◆ WHAT IS ASKED
Could you write out the project write-up starting at "Resilient Dual-Protocol Communication: Designing" and ending at "and blockchain integration.", substituting "fallback" for "failover"?

◆ SELECTED EXCERPT

* * * * * * * * *

Resilient Dual-Protocol Communication: Designing and implementing the Sigfox-to-LoRa failover logic at the firmware level was a major success. It makes our network robust and practical for deployment in the real world, where connectivity is never guaranteed.
End-to-End System Integration: We successfully designed and demonstrated a complete system that spans from low-level embedded programming and radio protocols to edge AI on a Jetson, cloud infrastructure, a full-featured web app, and blockchain integration.
What we learned
The User Experience is Everything: Our pivot to the WebUSB flashing tool was a key learning moment. We realized that for a community project to succeed, the onboarding process must be incredibly simple. Lowering the barrier to entry is more important than almost any other feature.
The Power of a Unified Data Pipeline: Our decision to funnel both Sigfox and Meshtastic data into a single database table before sending it to the frontend saved us countless hours of development and complexity. Abstracting the data source away from the UI is a powerful design pattern.
Edge AI is Accessible: We learned that running a legitimate Federated Learning hub on an edge device like the Jetson Orin is not just theoretical—it's practical. It opens up incredible possibilities for building privacy-preserving, predictive AI models using live data from the field.

* * * * * * * * *

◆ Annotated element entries

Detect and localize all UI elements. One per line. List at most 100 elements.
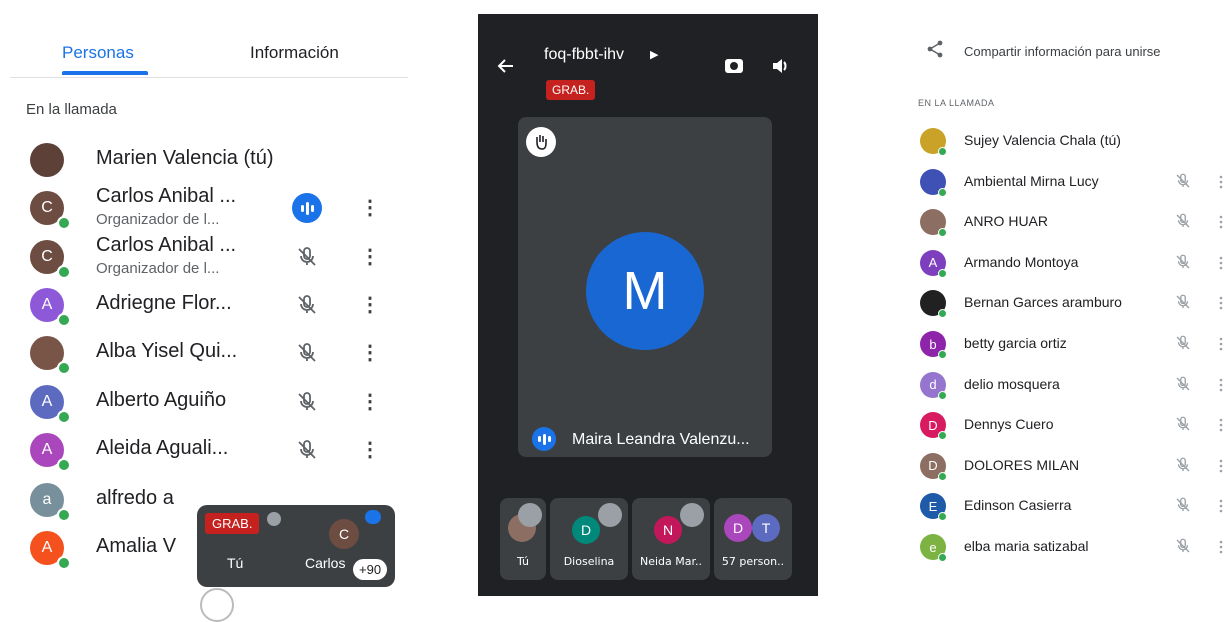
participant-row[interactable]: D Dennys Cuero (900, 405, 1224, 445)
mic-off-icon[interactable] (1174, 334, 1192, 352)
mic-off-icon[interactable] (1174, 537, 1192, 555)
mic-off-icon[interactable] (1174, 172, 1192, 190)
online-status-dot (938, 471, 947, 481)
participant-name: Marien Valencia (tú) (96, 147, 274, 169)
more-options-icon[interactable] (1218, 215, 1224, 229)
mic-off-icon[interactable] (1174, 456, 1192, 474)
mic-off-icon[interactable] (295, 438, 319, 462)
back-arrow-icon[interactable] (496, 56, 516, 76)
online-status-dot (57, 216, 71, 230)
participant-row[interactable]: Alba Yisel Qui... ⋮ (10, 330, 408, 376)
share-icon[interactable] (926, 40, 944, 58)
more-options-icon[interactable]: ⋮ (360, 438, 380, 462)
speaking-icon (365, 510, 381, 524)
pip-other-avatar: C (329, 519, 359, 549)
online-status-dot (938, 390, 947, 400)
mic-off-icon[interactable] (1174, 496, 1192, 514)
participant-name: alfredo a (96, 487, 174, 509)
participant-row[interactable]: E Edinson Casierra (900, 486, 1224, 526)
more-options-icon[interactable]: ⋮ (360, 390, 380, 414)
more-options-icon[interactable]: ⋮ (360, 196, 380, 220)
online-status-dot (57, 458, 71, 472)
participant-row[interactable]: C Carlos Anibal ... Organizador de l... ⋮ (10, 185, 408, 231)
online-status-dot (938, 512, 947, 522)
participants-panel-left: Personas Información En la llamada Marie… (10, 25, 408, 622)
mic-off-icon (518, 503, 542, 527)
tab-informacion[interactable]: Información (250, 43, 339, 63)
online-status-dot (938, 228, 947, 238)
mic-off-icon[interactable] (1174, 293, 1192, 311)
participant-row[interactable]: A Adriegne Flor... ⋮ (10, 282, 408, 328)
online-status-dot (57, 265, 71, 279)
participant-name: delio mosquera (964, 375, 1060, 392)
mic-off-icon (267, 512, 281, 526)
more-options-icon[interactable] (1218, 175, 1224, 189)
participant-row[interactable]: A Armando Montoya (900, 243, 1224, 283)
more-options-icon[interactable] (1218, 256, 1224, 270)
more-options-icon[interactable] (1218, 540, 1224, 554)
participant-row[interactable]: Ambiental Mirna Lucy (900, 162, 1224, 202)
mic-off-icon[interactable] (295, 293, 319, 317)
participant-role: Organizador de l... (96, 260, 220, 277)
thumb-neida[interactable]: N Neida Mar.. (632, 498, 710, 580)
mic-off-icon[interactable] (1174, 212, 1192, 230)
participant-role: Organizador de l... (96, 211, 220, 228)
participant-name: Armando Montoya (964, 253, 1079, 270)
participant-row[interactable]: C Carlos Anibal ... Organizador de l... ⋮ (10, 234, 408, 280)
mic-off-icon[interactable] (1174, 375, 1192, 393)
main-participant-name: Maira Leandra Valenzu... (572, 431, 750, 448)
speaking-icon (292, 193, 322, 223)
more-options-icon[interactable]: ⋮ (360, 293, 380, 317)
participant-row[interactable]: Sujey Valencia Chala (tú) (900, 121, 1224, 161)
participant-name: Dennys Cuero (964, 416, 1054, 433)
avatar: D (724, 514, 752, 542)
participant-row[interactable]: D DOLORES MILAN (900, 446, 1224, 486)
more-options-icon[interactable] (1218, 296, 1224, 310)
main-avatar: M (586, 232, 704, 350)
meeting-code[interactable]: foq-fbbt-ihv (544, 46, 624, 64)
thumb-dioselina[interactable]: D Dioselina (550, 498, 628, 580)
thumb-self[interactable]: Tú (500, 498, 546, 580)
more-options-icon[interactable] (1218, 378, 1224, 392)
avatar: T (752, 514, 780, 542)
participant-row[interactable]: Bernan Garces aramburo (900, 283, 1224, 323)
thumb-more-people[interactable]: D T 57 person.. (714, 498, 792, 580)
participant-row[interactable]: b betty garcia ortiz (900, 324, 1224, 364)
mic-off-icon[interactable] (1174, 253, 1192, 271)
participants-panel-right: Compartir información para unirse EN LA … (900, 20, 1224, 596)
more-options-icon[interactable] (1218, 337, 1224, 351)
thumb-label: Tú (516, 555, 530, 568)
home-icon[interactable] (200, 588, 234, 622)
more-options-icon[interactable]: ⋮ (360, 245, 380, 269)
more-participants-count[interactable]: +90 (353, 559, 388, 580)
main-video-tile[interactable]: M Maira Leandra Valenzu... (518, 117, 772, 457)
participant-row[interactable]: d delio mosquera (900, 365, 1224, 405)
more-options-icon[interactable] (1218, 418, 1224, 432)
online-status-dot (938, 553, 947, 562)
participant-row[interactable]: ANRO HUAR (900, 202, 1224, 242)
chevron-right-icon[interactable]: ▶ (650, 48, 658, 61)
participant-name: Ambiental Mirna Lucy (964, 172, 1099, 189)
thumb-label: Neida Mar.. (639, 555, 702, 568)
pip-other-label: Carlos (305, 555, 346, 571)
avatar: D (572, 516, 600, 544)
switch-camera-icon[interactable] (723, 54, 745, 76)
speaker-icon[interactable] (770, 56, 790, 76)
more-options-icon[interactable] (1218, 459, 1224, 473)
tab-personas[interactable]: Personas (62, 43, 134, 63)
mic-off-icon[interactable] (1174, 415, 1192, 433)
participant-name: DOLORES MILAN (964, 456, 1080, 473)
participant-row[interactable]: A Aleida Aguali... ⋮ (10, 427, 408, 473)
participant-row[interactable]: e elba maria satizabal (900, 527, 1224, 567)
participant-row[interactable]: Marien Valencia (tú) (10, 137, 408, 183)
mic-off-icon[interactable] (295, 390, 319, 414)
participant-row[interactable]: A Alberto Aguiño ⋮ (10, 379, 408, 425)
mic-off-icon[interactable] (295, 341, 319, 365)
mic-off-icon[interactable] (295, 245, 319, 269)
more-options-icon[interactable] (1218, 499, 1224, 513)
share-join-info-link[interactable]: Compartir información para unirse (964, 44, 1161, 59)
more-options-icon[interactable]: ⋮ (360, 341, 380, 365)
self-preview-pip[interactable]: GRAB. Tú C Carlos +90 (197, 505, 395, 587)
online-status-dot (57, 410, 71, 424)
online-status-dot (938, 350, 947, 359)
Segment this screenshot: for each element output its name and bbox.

* * * * * * * * *

◆ RESPONSE TO THIS EXERCISE
Resilient Dual-Protocol Communication: Designing and implementing the Sigfox-to-LoRa fallback logic at the firmware level was a major success. It makes our network robust and practical for deployment in the real world, where connectivity is never guaranteed.
End-to-End System Integration: We successfully designed and demonstrated a complete system that spans from low-level embedded programming and radio protocols to edge AI on a Jetson, cloud infrastructure, a full-featured web app, and blockchain integration.